== Challenge ==
Find how many lines hold the word "must" and give that number only.

━━━━━━━━

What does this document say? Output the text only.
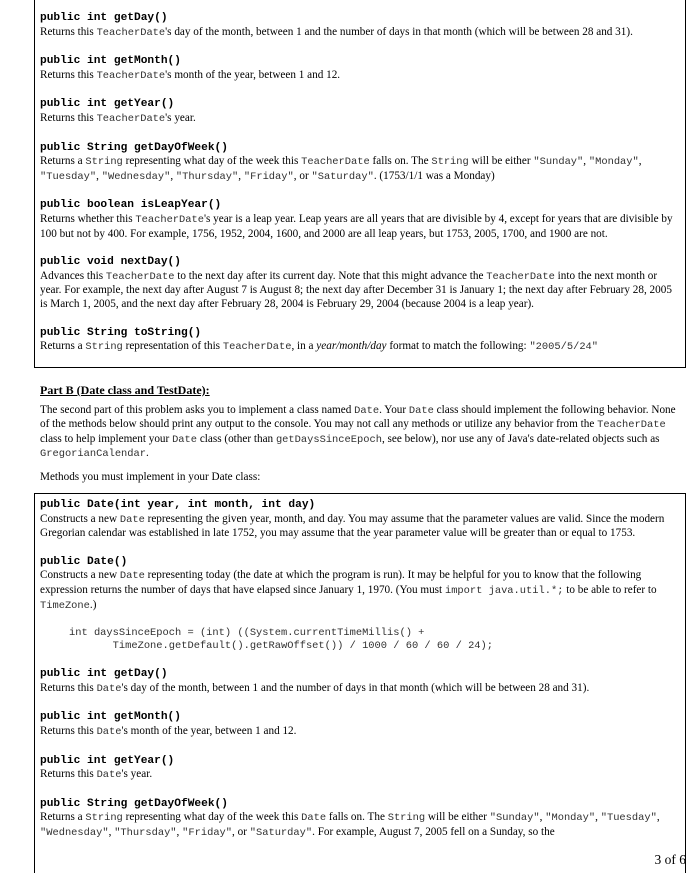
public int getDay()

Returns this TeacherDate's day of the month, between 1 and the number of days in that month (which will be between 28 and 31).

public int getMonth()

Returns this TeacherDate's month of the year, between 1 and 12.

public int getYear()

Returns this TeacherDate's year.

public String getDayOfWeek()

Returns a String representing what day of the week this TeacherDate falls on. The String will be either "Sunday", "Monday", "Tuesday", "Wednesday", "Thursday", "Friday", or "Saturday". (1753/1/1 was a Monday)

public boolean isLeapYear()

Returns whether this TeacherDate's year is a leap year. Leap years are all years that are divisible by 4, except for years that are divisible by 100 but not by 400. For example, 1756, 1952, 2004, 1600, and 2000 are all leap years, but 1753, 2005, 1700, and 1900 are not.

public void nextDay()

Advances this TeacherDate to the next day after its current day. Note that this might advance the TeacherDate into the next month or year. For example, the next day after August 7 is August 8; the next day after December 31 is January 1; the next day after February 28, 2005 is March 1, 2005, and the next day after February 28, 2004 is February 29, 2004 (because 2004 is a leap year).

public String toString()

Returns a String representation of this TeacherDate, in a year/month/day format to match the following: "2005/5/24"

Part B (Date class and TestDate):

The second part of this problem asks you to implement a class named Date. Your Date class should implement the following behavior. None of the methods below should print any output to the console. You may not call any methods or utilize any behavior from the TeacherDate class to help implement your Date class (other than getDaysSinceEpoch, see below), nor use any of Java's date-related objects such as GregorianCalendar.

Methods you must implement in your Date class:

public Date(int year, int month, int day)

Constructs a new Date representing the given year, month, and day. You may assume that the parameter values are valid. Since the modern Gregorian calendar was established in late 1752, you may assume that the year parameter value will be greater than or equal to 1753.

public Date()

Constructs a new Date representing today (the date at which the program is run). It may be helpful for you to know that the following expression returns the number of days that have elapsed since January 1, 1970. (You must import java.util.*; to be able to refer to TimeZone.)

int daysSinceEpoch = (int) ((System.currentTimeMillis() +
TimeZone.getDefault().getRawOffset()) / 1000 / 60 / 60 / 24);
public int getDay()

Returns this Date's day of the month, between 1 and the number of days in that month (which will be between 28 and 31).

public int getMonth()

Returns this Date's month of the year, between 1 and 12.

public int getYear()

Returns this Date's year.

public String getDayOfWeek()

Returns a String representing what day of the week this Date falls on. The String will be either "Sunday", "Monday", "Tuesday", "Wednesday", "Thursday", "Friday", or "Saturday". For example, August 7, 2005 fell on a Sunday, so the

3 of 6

━━━━━━━━

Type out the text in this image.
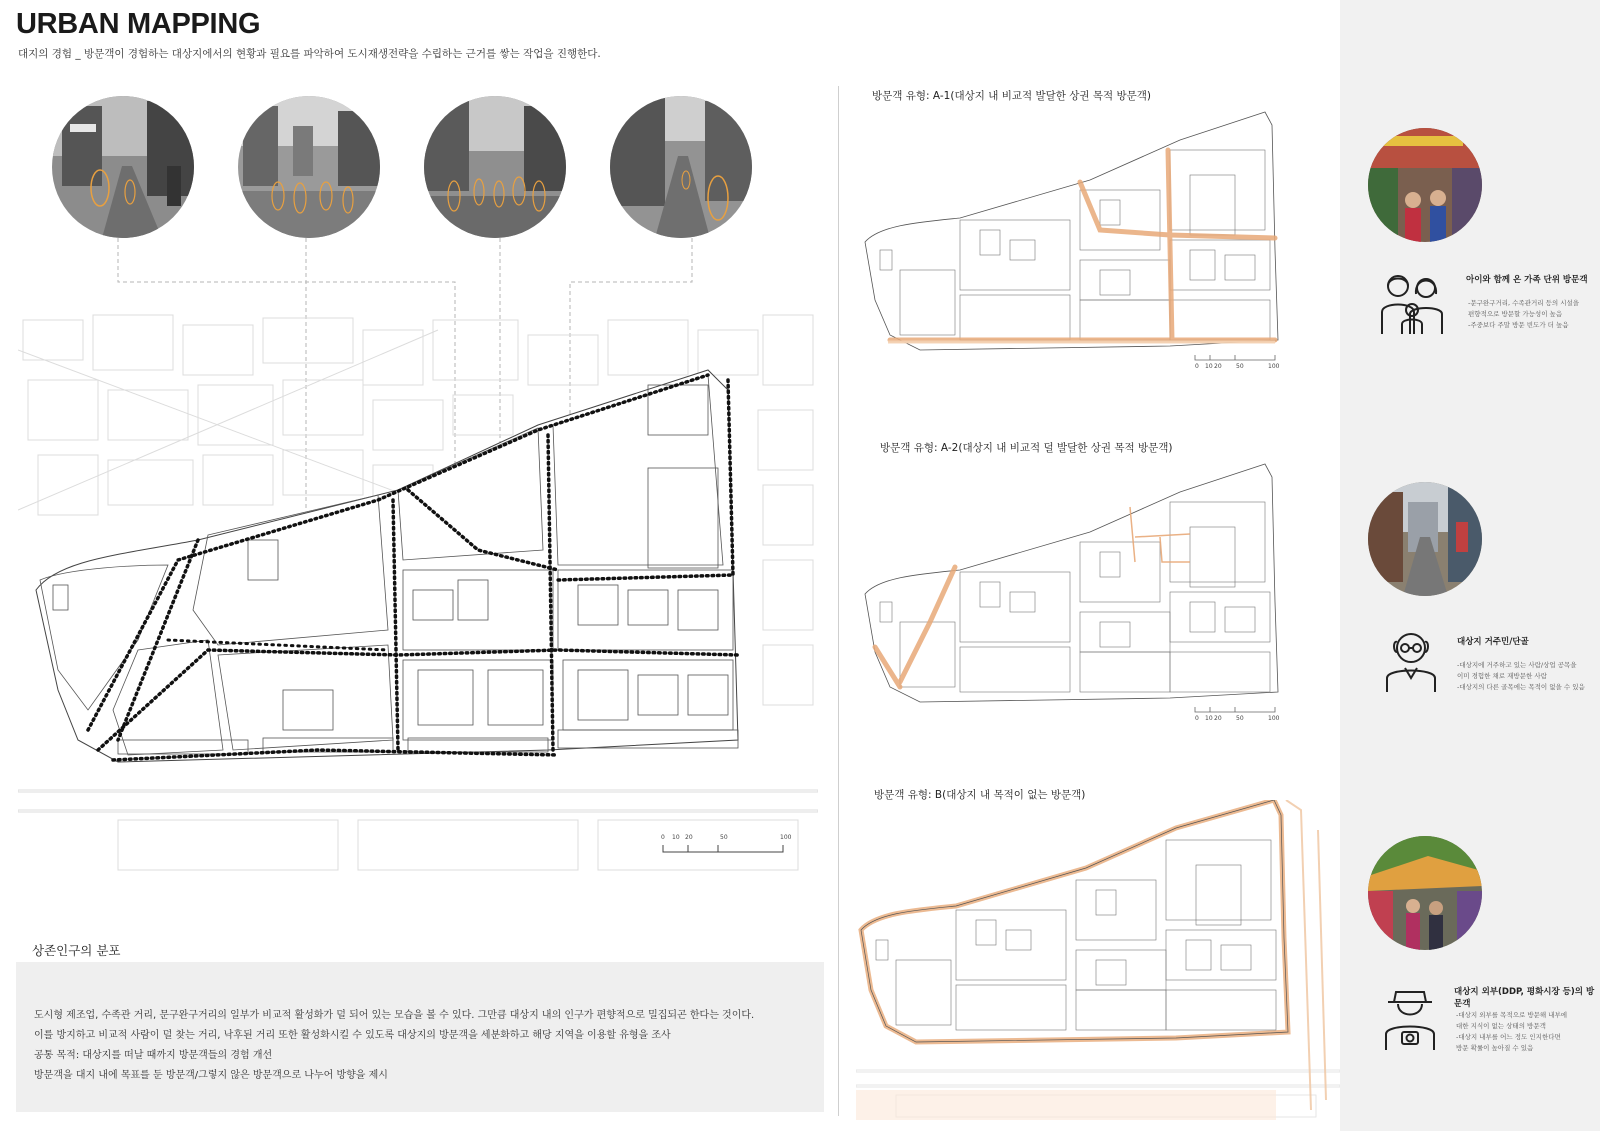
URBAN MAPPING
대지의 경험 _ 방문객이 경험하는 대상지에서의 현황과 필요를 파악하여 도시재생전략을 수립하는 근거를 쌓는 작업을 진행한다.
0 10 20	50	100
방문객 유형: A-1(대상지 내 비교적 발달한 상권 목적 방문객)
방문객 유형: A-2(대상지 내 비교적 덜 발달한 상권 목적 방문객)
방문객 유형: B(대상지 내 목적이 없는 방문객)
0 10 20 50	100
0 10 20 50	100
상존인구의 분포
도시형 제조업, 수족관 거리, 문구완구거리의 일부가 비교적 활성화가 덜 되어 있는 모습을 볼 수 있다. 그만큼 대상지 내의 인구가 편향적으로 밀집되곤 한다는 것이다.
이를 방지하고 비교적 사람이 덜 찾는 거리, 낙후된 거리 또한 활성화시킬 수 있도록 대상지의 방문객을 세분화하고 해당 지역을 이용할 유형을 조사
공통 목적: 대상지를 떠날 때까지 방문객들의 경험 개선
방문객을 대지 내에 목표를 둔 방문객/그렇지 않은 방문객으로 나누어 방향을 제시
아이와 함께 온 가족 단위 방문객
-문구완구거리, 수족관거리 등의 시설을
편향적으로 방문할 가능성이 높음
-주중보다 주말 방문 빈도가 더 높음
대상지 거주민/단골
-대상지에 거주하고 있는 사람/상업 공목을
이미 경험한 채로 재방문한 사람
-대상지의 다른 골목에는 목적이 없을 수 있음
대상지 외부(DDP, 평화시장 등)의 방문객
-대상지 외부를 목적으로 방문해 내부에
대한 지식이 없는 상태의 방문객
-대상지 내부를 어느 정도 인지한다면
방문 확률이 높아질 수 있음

━━━━━━━━

== Solution ==
2